Exercise task >>
Keep only those lines of the records that include the string "choice".

Exercise input >>

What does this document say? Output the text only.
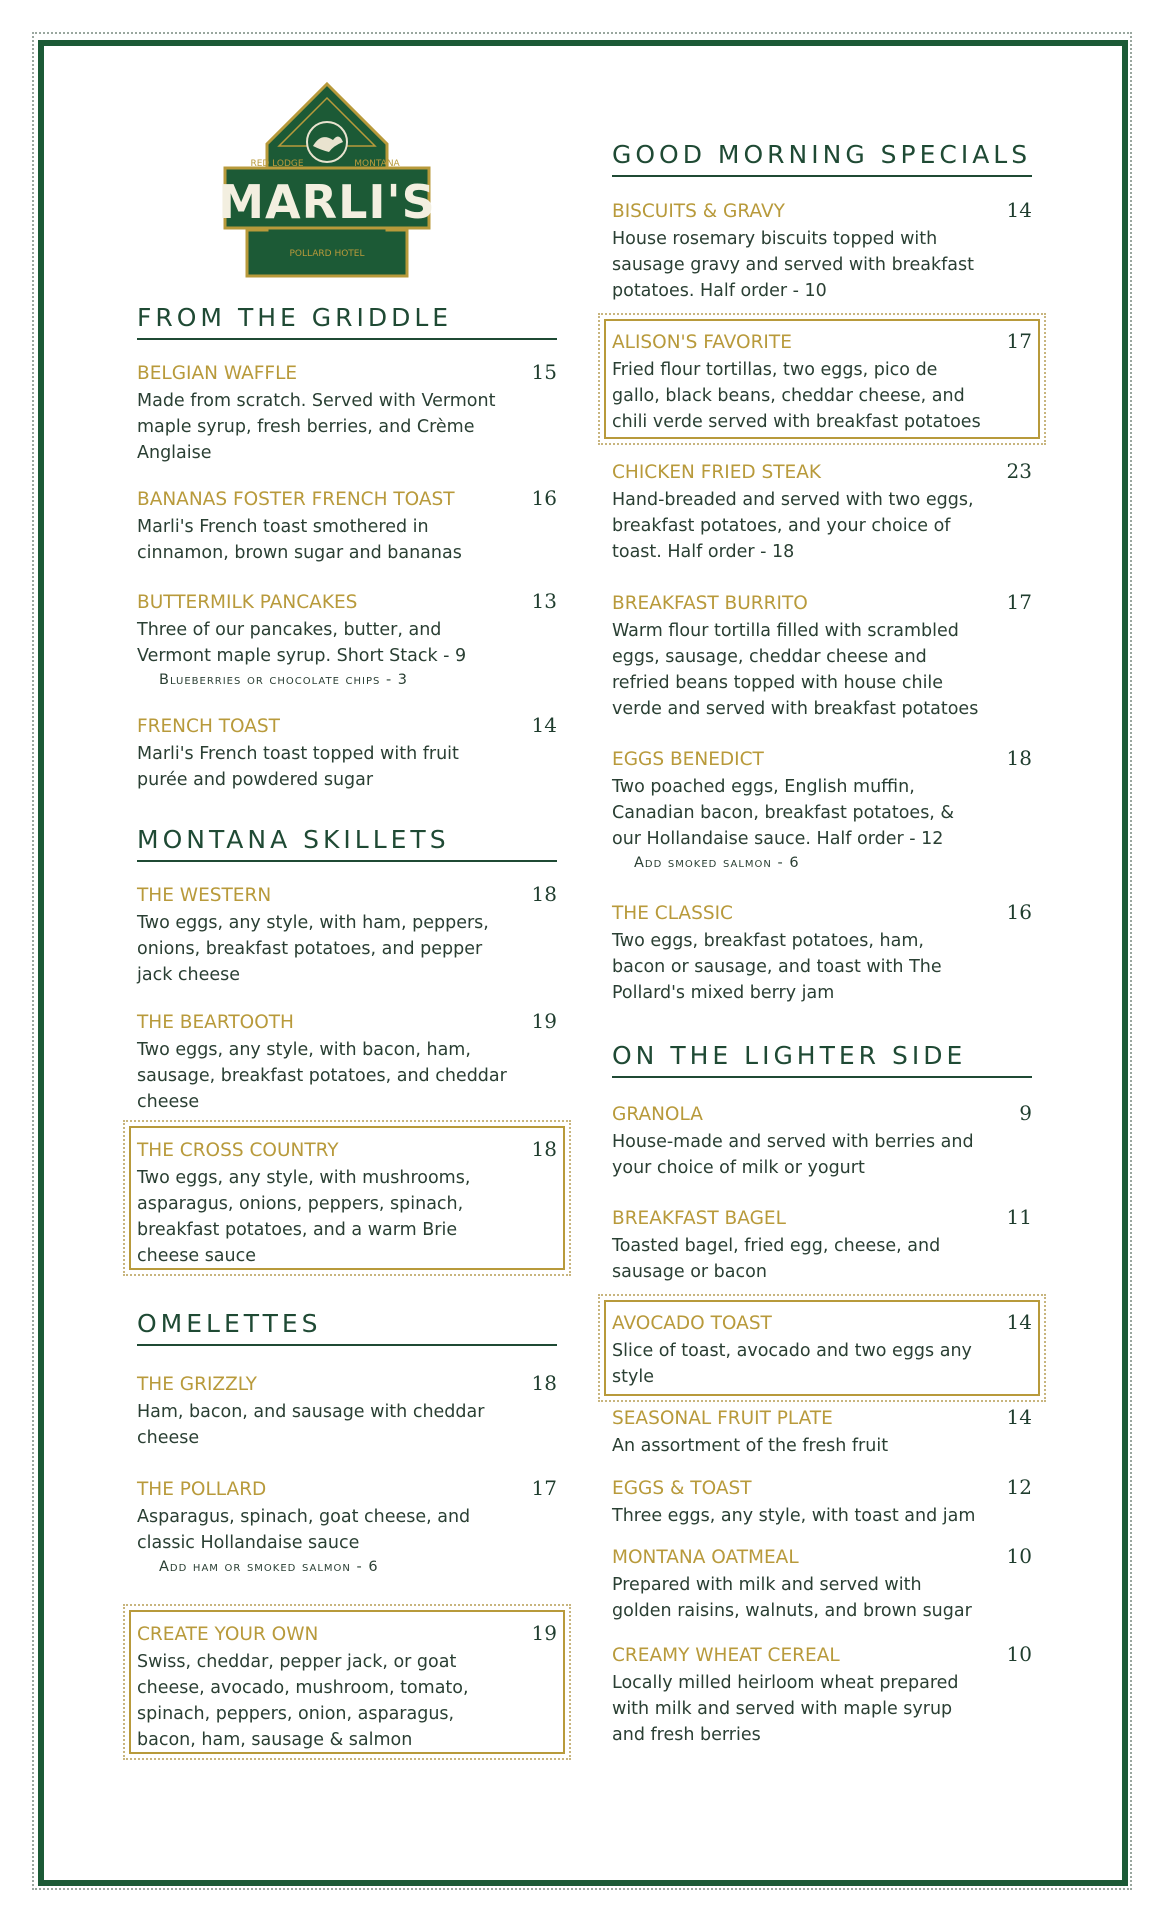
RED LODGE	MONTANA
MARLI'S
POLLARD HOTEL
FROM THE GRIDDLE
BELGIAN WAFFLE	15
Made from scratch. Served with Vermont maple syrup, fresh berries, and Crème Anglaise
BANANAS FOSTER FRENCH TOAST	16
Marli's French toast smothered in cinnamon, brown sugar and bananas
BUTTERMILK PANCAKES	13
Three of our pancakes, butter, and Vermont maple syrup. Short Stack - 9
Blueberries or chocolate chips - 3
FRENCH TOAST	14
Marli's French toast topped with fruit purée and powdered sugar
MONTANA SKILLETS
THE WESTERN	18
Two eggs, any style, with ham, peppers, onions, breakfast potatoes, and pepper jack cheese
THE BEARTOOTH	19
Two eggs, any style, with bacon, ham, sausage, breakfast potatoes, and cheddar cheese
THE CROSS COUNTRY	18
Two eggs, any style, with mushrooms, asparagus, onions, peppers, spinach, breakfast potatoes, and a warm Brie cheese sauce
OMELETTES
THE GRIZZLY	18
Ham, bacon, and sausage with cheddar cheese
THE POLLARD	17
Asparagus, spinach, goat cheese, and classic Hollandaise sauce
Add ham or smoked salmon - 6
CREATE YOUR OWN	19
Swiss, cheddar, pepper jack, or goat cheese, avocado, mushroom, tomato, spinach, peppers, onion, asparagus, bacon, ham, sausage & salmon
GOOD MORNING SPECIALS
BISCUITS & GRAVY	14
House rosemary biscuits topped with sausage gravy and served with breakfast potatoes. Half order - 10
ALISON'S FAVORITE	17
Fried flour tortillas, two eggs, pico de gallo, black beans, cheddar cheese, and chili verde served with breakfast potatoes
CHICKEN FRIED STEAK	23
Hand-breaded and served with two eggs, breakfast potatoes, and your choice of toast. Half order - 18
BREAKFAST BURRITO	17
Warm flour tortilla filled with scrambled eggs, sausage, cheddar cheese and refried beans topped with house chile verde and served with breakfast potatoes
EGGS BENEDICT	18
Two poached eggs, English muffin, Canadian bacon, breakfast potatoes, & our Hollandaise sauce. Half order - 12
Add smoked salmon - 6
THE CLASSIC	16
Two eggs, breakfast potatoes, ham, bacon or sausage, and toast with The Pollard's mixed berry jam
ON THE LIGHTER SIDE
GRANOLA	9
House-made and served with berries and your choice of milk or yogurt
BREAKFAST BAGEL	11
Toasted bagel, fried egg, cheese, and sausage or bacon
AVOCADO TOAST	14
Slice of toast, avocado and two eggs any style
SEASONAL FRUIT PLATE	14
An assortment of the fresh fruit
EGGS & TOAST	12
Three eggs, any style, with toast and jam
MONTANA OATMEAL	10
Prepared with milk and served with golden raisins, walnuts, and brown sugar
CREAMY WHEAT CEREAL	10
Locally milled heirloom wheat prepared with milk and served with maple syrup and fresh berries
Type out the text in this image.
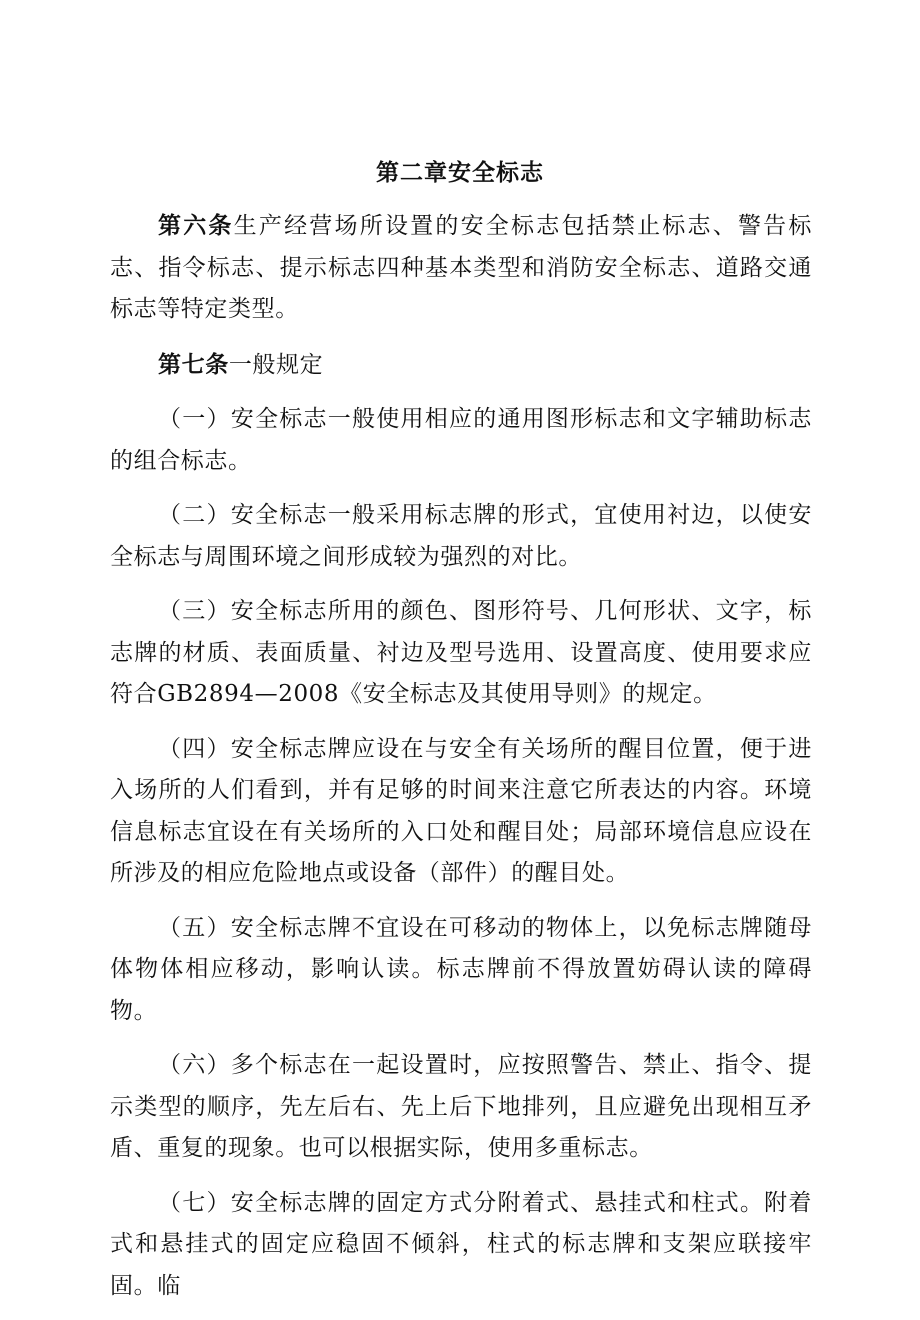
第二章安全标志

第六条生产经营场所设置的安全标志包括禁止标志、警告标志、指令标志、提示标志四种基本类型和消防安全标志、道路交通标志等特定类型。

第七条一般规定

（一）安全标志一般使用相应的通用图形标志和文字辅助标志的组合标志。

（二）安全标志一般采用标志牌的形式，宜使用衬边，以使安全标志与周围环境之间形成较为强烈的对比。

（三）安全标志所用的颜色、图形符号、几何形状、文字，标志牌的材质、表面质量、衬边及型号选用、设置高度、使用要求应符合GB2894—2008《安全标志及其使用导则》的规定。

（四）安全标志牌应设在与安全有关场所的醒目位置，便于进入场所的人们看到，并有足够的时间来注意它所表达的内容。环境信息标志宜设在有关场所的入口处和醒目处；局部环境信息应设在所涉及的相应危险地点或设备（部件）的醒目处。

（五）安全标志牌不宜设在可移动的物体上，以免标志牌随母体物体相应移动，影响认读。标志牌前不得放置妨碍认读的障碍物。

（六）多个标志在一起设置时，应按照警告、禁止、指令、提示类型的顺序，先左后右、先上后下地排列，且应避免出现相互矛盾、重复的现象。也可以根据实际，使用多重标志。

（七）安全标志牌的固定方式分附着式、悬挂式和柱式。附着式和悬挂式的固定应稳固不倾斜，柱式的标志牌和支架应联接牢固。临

Finished exercise >>
Hand-breaded and served with two eggs, breakfast potatoes, and your choice of toast. Half order - 18
House-made and served with berries and your choice of milk or yogurt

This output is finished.